** Work required **
Collect each line of the entries that holds the string "шаруашылығы".

A block of data
"""
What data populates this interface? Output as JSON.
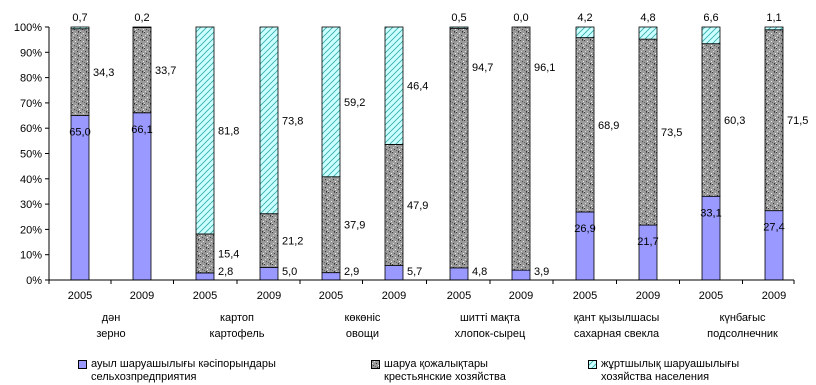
{
  "chart_data": {
    "type": "bar",
    "stacked": "percent",
    "ylim": [
      0,
      100
    ],
    "y_ticks": [
      "0%",
      "10%",
      "20%",
      "30%",
      "40%",
      "50%",
      "60%",
      "70%",
      "80%",
      "90%",
      "100%"
    ],
    "categories": [
      "2005",
      "2009",
      "2005",
      "2009",
      "2005",
      "2009",
      "2005",
      "2009",
      "2005",
      "2009",
      "2005",
      "2009"
    ],
    "groups": [
      {
        "label_kz": "дән",
        "label_ru": "зерно"
      },
      {
        "label_kz": "картоп",
        "label_ru": "картофель"
      },
      {
        "label_kz": "көкөніс",
        "label_ru": "овощи"
      },
      {
        "label_kz": "шитті мақта",
        "label_ru": "хлопок-сырец"
      },
      {
        "label_kz": "қант қызылшасы",
        "label_ru": "сахарная свекла"
      },
      {
        "label_kz": "күнбағыс",
        "label_ru": "подсолнечник"
      }
    ],
    "series": [
      {
        "name_kz": "ауыл шаруашылығы кәсіпорындары",
        "name_ru": "сельхозпредприятия",
        "color": "#9999ff",
        "pattern": "solid",
        "values": [
          65.0,
          66.1,
          2.8,
          5.0,
          2.9,
          5.7,
          4.8,
          3.9,
          26.9,
          21.7,
          33.1,
          27.4
        ],
        "labels": [
          "65,0",
          "66,1",
          "2,8",
          "5,0",
          "2,9",
          "5,7",
          "4,8",
          "3,9",
          "26,9",
          "21,7",
          "33,1",
          "27,4"
        ]
      },
      {
        "name_kz": "шаруа қожалықтары",
        "name_ru": "крестьянские хозяйства",
        "color": "#a0a0a0",
        "pattern": "granite",
        "values": [
          34.3,
          33.7,
          15.4,
          21.2,
          37.9,
          47.9,
          94.7,
          96.1,
          68.9,
          73.5,
          60.3,
          71.5
        ],
        "labels": [
          "34,3",
          "33,7",
          "15,4",
          "21,2",
          "37,9",
          "47,9",
          "94,7",
          "96,1",
          "68,9",
          "73,5",
          "60,3",
          "71,5"
        ]
      },
      {
        "name_kz": "жұртшылық шаруашылығы",
        "name_ru": "хозяйства населения",
        "color": "#ccffff",
        "pattern": "hatch",
        "values": [
          0.7,
          0.2,
          81.8,
          73.8,
          59.2,
          46.4,
          0.5,
          0.0,
          4.2,
          4.8,
          6.6,
          1.1
        ],
        "labels": [
          "0,7",
          "0,2",
          "81,8",
          "73,8",
          "59,2",
          "46,4",
          "0,5",
          "0,0",
          "4,2",
          "4,8",
          "6,6",
          "1,1"
        ]
      }
    ],
    "grid": false,
    "legend_position": "bottom"
  }
}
"""
** Result of this task **
        "name_kz": "ауыл шаруашылығы кәсіпорындары",
        "name_kz": "жұртшылық шаруашылығы",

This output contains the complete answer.